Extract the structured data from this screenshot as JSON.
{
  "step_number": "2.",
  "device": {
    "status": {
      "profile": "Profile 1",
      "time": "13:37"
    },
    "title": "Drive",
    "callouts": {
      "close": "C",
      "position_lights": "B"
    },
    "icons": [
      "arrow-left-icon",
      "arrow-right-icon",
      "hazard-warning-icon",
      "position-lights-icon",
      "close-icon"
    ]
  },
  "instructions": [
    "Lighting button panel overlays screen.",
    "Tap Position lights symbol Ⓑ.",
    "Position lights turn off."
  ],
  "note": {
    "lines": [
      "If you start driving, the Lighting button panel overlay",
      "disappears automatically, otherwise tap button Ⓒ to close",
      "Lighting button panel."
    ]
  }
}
________________
From the records above, extract each line exactly as shown.

Correct output:
Extract the structured data from this screenshot as JSON.
{
  "step_number": "2.",
  "device": {
    "status": {
      "profile": "Profile 1",
      "time": "13:37"
    },
    "title": "Drive",
    "callouts": {
      "close": "C",
      "position_lights": "B"
    },
    "icons": [
      "arrow-left-icon",
      "arrow-right-icon",
      "hazard-warning-icon",
      "position-lights-icon",
      "close-icon"
    ]
  },
  "instructions": [
    "Lighting button panel overlays screen.",
    "Tap Position lights symbol Ⓑ.",
    "Position lights turn off."
  ],
  "note": {
    "lines": [
      "If you start driving, the Lighting button panel overlay",
      "disappears automatically, otherwise tap button Ⓒ to close",
      "Lighting button panel."
    ]
  }
}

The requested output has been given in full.